§ **Task to carry out**
Can the data below be set down again exactly, line for line?

§ **Extracted material**
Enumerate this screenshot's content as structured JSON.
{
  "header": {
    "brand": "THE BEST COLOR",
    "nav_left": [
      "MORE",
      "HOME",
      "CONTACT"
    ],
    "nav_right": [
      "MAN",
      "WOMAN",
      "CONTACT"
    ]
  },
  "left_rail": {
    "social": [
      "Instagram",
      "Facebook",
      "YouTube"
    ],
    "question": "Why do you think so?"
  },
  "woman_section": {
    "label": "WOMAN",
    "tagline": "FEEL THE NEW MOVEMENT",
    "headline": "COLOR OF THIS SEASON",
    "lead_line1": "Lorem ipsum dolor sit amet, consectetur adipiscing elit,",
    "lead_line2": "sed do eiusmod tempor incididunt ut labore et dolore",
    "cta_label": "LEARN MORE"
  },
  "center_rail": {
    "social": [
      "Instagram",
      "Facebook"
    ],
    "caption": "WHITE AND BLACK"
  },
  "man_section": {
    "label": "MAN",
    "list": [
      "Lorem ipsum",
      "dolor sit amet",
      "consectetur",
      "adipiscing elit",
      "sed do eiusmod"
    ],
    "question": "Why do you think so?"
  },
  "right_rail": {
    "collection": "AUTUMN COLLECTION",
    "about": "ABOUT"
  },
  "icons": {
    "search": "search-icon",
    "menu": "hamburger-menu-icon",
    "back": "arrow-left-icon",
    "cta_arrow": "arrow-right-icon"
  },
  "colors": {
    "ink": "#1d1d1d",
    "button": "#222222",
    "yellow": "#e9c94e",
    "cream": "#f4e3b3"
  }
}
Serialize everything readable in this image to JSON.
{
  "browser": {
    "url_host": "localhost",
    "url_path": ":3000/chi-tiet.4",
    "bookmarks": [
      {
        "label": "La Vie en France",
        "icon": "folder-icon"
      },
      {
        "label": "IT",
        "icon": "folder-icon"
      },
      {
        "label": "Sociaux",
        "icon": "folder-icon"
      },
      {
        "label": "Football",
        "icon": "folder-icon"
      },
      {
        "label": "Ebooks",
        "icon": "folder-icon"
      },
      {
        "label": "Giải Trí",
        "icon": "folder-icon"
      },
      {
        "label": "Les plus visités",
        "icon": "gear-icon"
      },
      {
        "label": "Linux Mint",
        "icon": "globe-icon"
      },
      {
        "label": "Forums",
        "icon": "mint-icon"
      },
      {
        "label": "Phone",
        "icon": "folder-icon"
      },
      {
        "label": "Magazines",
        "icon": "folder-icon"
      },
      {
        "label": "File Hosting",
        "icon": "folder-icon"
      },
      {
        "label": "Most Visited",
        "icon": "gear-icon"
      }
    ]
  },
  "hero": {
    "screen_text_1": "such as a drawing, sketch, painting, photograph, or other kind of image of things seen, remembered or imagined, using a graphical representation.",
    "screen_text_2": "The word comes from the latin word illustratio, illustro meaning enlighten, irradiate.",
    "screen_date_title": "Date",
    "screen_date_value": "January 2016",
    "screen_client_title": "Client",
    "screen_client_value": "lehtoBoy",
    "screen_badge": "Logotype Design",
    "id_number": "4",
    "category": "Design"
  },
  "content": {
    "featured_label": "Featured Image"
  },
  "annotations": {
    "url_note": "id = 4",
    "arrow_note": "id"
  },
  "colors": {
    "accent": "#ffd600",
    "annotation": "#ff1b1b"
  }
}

§ **Full output**
Enumerate this screenshot's content as structured JSON.
{
  "header": {
    "brand": "THE BEST COLOR",
    "nav_left": [
      "MORE",
      "HOME",
      "CONTACT"
    ],
    "nav_right": [
      "MAN",
      "WOMAN",
      "CONTACT"
    ]
  },
  "left_rail": {
    "social": [
      "Instagram",
      "Facebook",
      "YouTube"
    ],
    "question": "Why do you think so?"
  },
  "woman_section": {
    "label": "WOMAN",
    "tagline": "FEEL THE NEW MOVEMENT",
    "headline": "COLOR OF THIS SEASON",
    "lead_line1": "Lorem ipsum dolor sit amet, consectetur adipiscing elit,",
    "lead_line2": "sed do eiusmod tempor incididunt ut labore et dolore",
    "cta_label": "LEARN MORE"
  },
  "center_rail": {
    "social": [
      "Instagram",
      "Facebook"
    ],
    "caption": "WHITE AND BLACK"
  },
  "man_section": {
    "label": "MAN",
    "list": [
      "Lorem ipsum",
      "dolor sit amet",
      "consectetur",
      "adipiscing elit",
      "sed do eiusmod"
    ],
    "question": "Why do you think so?"
  },
  "right_rail": {
    "collection": "AUTUMN COLLECTION",
    "about": "ABOUT"
  },
  "icons": {
    "search": "search-icon",
    "menu": "hamburger-menu-icon",
    "back": "arrow-left-icon",
    "cta_arrow": "arrow-right-icon"
  },
  "colors": {
    "ink": "#1d1d1d",
    "button": "#222222",
    "yellow": "#e9c94e",
    "cream": "#f4e3b3"
  }
}
Serialize everything readable in this image to JSON.
{
  "browser": {
    "url_host": "localhost",
    "url_path": ":3000/chi-tiet.4",
    "bookmarks": [
      {
        "label": "La Vie en France",
        "icon": "folder-icon"
      },
      {
        "label": "IT",
        "icon": "folder-icon"
      },
      {
        "label": "Sociaux",
        "icon": "folder-icon"
      },
      {
        "label": "Football",
        "icon": "folder-icon"
      },
      {
        "label": "Ebooks",
        "icon": "folder-icon"
      },
      {
        "label": "Giải Trí",
        "icon": "folder-icon"
      },
      {
        "label": "Les plus visités",
        "icon": "gear-icon"
      },
      {
        "label": "Linux Mint",
        "icon": "globe-icon"
      },
      {
        "label": "Forums",
        "icon": "mint-icon"
      },
      {
        "label": "Phone",
        "icon": "folder-icon"
      },
      {
        "label": "Magazines",
        "icon": "folder-icon"
      },
      {
        "label": "File Hosting",
        "icon": "folder-icon"
      },
      {
        "label": "Most Visited",
        "icon": "gear-icon"
      }
    ]
  },
  "hero": {
    "screen_text_1": "such as a drawing, sketch, painting, photograph, or other kind of image of things seen, remembered or imagined, using a graphical representation.",
    "screen_text_2": "The word comes from the latin word illustratio, illustro meaning enlighten, irradiate.",
    "screen_date_title": "Date",
    "screen_date_value": "January 2016",
    "screen_client_title": "Client",
    "screen_client_value": "lehtoBoy",
    "screen_badge": "Logotype Design",
    "id_number": "4",
    "category": "Design"
  },
  "content": {
    "featured_label": "Featured Image"
  },
  "annotations": {
    "url_note": "id = 4",
    "arrow_note": "id"
  },
  "colors": {
    "accent": "#ffd600",
    "annotation": "#ff1b1b"
  }
}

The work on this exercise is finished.